** start DATA PROVIDED **
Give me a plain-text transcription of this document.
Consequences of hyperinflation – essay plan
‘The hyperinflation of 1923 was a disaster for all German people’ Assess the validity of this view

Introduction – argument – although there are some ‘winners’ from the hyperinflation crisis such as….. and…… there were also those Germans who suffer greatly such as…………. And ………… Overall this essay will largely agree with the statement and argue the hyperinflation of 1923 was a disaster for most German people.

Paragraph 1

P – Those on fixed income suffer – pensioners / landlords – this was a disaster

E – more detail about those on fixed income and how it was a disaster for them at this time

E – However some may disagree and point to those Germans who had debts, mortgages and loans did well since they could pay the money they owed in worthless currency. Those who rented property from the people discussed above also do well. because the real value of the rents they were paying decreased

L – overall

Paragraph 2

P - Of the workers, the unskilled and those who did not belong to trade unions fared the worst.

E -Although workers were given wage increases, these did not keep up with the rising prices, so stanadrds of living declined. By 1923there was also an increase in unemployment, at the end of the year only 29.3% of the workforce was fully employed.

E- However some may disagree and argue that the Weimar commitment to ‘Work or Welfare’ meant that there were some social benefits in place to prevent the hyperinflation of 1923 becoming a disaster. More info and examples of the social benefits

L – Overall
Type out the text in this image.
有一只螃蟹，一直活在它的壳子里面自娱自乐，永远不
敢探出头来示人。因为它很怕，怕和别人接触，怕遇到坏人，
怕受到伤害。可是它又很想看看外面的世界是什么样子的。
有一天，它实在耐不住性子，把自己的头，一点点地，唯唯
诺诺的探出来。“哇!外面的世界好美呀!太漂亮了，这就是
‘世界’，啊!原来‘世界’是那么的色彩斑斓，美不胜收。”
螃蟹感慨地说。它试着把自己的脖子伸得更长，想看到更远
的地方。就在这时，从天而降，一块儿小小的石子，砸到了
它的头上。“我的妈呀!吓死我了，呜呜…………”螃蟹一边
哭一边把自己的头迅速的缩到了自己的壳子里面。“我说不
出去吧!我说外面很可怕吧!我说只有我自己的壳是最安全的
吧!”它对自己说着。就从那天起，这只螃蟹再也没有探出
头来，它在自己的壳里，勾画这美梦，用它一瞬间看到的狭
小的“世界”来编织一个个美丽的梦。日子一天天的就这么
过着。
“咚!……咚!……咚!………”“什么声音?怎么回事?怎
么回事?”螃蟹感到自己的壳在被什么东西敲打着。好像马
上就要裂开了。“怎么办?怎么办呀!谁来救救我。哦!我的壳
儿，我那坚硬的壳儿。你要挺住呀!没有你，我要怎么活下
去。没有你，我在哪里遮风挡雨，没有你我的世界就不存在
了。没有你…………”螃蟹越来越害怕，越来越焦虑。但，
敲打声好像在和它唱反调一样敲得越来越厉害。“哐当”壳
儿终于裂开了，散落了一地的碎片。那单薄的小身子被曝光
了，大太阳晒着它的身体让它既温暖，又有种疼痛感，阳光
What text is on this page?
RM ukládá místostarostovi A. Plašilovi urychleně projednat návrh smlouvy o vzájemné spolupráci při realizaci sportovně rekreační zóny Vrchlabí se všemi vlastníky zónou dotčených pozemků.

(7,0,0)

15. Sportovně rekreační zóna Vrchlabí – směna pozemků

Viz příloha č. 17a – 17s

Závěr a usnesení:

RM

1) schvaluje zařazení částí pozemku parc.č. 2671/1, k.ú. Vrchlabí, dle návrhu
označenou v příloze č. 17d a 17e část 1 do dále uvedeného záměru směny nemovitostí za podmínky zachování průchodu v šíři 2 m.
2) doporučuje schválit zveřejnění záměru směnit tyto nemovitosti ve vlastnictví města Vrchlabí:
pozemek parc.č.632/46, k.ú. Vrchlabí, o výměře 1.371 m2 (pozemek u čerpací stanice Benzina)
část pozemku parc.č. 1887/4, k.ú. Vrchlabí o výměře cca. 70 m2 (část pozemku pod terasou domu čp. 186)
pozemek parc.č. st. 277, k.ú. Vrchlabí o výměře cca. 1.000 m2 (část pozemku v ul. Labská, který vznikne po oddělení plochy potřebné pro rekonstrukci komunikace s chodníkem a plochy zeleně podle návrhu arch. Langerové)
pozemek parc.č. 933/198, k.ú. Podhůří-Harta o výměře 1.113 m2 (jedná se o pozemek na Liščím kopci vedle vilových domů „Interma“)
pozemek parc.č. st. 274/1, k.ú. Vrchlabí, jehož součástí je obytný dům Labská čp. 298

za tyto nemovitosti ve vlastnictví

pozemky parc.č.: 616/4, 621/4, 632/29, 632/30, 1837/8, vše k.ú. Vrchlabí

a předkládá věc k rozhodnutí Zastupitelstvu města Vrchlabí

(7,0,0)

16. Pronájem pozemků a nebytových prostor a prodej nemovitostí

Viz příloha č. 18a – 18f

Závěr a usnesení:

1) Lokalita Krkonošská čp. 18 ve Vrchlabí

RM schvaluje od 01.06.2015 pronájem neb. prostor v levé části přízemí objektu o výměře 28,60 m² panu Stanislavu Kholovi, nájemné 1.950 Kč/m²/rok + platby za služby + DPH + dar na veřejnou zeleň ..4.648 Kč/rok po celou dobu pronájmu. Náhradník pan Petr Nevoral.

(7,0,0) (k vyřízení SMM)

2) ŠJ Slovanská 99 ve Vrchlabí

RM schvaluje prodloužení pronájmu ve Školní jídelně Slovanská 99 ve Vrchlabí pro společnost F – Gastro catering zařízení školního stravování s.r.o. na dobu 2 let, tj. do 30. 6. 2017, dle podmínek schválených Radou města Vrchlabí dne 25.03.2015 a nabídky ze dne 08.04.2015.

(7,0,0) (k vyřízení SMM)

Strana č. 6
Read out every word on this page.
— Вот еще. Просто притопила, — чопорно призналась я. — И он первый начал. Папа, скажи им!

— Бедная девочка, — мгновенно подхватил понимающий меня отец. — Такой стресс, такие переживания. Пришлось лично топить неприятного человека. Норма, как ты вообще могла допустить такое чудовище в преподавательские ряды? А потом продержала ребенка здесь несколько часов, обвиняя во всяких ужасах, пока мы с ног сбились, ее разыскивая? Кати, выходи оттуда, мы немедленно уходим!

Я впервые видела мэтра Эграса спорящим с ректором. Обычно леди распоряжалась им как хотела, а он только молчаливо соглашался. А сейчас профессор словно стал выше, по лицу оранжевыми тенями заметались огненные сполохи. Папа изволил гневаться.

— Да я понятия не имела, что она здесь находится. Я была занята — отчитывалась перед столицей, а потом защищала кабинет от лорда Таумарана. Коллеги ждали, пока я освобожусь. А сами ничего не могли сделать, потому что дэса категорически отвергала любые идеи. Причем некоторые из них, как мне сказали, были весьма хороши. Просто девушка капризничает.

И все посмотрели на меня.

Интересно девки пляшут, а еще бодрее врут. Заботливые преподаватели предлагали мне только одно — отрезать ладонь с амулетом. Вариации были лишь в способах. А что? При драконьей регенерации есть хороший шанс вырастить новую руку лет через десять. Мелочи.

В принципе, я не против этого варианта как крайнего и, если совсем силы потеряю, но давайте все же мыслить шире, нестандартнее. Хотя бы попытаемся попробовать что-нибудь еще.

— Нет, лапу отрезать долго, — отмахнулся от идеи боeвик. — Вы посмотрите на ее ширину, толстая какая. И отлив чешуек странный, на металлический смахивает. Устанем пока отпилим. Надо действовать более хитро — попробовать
** end DATA PROVIDED **
◆ YOUR OBJECTIVE
Only the count is needed: the number of lines in the data that include the word "návrhu".

◆ THE COMPLETED TASK
2